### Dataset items
>> start

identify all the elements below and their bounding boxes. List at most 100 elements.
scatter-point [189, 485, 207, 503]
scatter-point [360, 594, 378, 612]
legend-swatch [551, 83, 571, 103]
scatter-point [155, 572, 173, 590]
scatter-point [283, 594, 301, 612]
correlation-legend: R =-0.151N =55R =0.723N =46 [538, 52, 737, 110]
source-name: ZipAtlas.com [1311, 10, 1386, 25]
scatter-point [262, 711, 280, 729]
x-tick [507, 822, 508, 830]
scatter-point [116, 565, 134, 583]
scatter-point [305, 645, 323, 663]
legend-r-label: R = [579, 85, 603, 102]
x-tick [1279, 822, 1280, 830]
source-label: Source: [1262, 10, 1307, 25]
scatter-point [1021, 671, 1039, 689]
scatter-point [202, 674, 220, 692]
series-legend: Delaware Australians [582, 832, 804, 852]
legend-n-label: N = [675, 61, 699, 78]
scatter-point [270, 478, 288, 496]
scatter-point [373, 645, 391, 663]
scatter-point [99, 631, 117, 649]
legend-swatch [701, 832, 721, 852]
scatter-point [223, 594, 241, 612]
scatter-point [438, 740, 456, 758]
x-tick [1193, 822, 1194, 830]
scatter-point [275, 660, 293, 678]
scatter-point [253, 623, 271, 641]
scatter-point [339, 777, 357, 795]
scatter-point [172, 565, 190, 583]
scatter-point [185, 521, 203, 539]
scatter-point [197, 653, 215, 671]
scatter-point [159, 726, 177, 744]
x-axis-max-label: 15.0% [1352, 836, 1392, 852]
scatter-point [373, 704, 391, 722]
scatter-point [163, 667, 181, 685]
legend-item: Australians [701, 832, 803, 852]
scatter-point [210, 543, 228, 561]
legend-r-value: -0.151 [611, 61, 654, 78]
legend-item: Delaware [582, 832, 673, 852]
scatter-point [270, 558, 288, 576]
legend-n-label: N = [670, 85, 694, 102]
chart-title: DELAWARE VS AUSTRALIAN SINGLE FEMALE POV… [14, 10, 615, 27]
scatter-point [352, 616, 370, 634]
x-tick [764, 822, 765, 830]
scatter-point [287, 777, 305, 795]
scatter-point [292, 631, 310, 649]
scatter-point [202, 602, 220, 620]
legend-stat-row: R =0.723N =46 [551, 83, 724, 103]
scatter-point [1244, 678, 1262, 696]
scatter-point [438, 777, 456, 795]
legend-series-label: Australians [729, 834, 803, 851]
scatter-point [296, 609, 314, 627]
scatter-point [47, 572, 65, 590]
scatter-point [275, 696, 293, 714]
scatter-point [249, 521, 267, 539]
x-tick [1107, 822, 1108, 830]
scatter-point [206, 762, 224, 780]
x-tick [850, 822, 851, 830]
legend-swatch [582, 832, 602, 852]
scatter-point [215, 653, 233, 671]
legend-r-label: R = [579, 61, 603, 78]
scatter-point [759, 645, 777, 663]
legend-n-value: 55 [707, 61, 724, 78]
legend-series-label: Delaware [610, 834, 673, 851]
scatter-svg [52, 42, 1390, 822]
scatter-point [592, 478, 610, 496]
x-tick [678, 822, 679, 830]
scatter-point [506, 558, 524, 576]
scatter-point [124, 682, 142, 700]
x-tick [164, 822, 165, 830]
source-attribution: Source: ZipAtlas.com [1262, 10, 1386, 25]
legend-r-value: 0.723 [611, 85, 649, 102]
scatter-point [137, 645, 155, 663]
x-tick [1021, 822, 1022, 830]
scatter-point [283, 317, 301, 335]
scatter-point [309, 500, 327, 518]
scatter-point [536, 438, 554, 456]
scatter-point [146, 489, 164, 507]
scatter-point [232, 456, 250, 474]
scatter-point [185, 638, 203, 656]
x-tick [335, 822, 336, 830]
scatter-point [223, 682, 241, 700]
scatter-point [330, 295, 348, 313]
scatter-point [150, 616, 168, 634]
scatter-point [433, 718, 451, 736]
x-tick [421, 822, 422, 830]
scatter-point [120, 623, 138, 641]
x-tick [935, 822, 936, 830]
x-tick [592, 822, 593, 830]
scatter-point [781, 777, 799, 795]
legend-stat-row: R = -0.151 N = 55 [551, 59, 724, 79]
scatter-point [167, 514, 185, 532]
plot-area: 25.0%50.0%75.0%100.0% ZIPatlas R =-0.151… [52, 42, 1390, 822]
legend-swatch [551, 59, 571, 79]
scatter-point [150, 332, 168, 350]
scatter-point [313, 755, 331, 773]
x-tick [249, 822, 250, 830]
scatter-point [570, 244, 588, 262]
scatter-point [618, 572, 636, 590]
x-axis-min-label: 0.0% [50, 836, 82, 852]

>> end

### Written request
Output every item line above as a Markdown table with the columns "Row" and "Item line", numbering the rows in order and leaving out blank lines.

### Full output
| Row | Item line |
|---|---|
| 1 | identify all the elements below and their bounding boxes. List at most 100 elements. |
| 2 | scatter-point [189, 485, 207, 503] |
| 3 | scatter-point [360, 594, 378, 612] |
| 4 | legend-swatch [551, 83, 571, 103] |
| 5 | scatter-point [155, 572, 173, 590] |
| 6 | scatter-point [283, 594, 301, 612] |
| 7 | correlation-legend: R =-0.151N =55R =0.723N =46 [538, 52, 737, 110] |
| 8 | source-name: ZipAtlas.com [1311, 10, 1386, 25] |
| 9 | scatter-point [262, 711, 280, 729] |
| 10 | x-tick [507, 822, 508, 830] |
| 11 | scatter-point [116, 565, 134, 583] |
| 12 | scatter-point [305, 645, 323, 663] |
| 13 | legend-r-label: R = [579, 85, 603, 102] |
| 14 | x-tick [1279, 822, 1280, 830] |
| 15 | source-label: Source: [1262, 10, 1307, 25] |
| 16 | scatter-point [1021, 671, 1039, 689] |
| 17 | scatter-point [202, 674, 220, 692] |
| 18 | series-legend: Delaware Australians [582, 832, 804, 852] |
| 19 | legend-n-label: N = [675, 61, 699, 78] |
| 20 | scatter-point [270, 478, 288, 496] |
| 21 | scatter-point [373, 645, 391, 663] |
| 22 | scatter-point [99, 631, 117, 649] |
| 23 | legend-swatch [701, 832, 721, 852] |
| 24 | scatter-point [223, 594, 241, 612] |
| 25 | scatter-point [438, 740, 456, 758] |
| 26 | x-tick [1193, 822, 1194, 830] |
| 27 | scatter-point [275, 660, 293, 678] |
| 28 | scatter-point [253, 623, 271, 641] |
| 29 | scatter-point [339, 777, 357, 795] |
| 30 | scatter-point [172, 565, 190, 583] |
| 31 | scatter-point [185, 521, 203, 539] |
| 32 | scatter-point [197, 653, 215, 671] |
| 33 | scatter-point [159, 726, 177, 744] |
| 34 | x-axis-max-label: 15.0% [1352, 836, 1392, 852] |
| 35 | scatter-point [373, 704, 391, 722] |
| 36 | scatter-point [163, 667, 181, 685] |
| 37 | legend-item: Australians [701, 832, 803, 852] |
| 38 | scatter-point [210, 543, 228, 561] |
| 39 | legend-r-value: -0.151 [611, 61, 654, 78] |
| 40 | legend-item: Delaware [582, 832, 673, 852] |
| 41 | scatter-point [270, 558, 288, 576] |
| 42 | legend-n-label: N = [670, 85, 694, 102] |
| 43 | chart-title: DELAWARE VS AUSTRALIAN SINGLE FEMALE POV… [14, 10, 615, 27] |
| 44 | scatter-point [352, 616, 370, 634] |
| 45 | x-tick [764, 822, 765, 830] |
| 46 | scatter-point [287, 777, 305, 795] |
| 47 | scatter-point [292, 631, 310, 649] |
| 48 | scatter-point [202, 602, 220, 620] |
| 49 | legend-stat-row: R =0.723N =46 [551, 83, 724, 103] |
| 50 | scatter-point [1244, 678, 1262, 696] |
| 51 | scatter-point [438, 777, 456, 795] |
| 52 | legend-series-label: Australians [729, 834, 803, 851] |
| 53 | scatter-point [296, 609, 314, 627] |
| 54 | scatter-point [47, 572, 65, 590] |
| 55 | scatter-point [275, 696, 293, 714] |
| 56 | scatter-point [249, 521, 267, 539] |
| 57 | x-tick [1107, 822, 1108, 830] |
| 58 | scatter-point [206, 762, 224, 780] |
| 59 | x-tick [850, 822, 851, 830] |
| 60 | legend-swatch [582, 832, 602, 852] |
| 61 | scatter-point [215, 653, 233, 671] |
| 62 | legend-r-label: R = [579, 61, 603, 78] |
| 63 | scatter-point [759, 645, 777, 663] |
| 64 | legend-n-value: 55 [707, 61, 724, 78] |
| 65 | legend-series-label: Delaware [610, 834, 673, 851] |
| 66 | scatter-svg [52, 42, 1390, 822] |
| 67 | scatter-point [592, 478, 610, 496] |
| 68 | x-tick [678, 822, 679, 830] |
| 69 | scatter-point [506, 558, 524, 576] |
| 70 | scatter-point [124, 682, 142, 700] |
| 71 | x-tick [164, 822, 165, 830] |
| 72 | source-attribution: Source: ZipAtlas.com [1262, 10, 1386, 25] |
| 73 | legend-r-value: 0.723 [611, 85, 649, 102] |
| 74 | scatter-point [137, 645, 155, 663] |
| 75 | x-tick [1021, 822, 1022, 830] |
| 76 | scatter-point [283, 317, 301, 335] |
| 77 | scatter-point [309, 500, 327, 518] |
| 78 | scatter-point [536, 438, 554, 456] |
| 79 | scatter-point [146, 489, 164, 507] |
| 80 | scatter-point [232, 456, 250, 474] |
| 81 | scatter-point [185, 638, 203, 656] |
| 82 | x-tick [335, 822, 336, 830] |
| 83 | scatter-point [223, 682, 241, 700] |
| 84 | scatter-point [330, 295, 348, 313] |
| 85 | scatter-point [150, 616, 168, 634] |
| 86 | scatter-point [433, 718, 451, 736] |
| 87 | x-tick [421, 822, 422, 830] |
| 88 | scatter-point [120, 623, 138, 641] |
| 89 | x-tick [935, 822, 936, 830] |
| 90 | x-tick [592, 822, 593, 830] |
| 91 | scatter-point [781, 777, 799, 795] |
| 92 | legend-stat-row: R = -0.151 N = 55 [551, 59, 724, 79] |
| 93 | scatter-point [167, 514, 185, 532] |
| 94 | plot-area: 25.0%50.0%75.0%100.0% ZIPatlas R =-0.151… [52, 42, 1390, 822] |
| 95 | legend-swatch [551, 59, 571, 79] |
| 96 | scatter-point [150, 332, 168, 350] |
| 97 | scatter-point [313, 755, 331, 773] |
| 98 | x-tick [249, 822, 250, 830] |
| 99 | scatter-point [570, 244, 588, 262] |
| 100 | scatter-point [618, 572, 636, 590] |
| 101 | x-axis-min-label: 0.0% [50, 836, 82, 852] |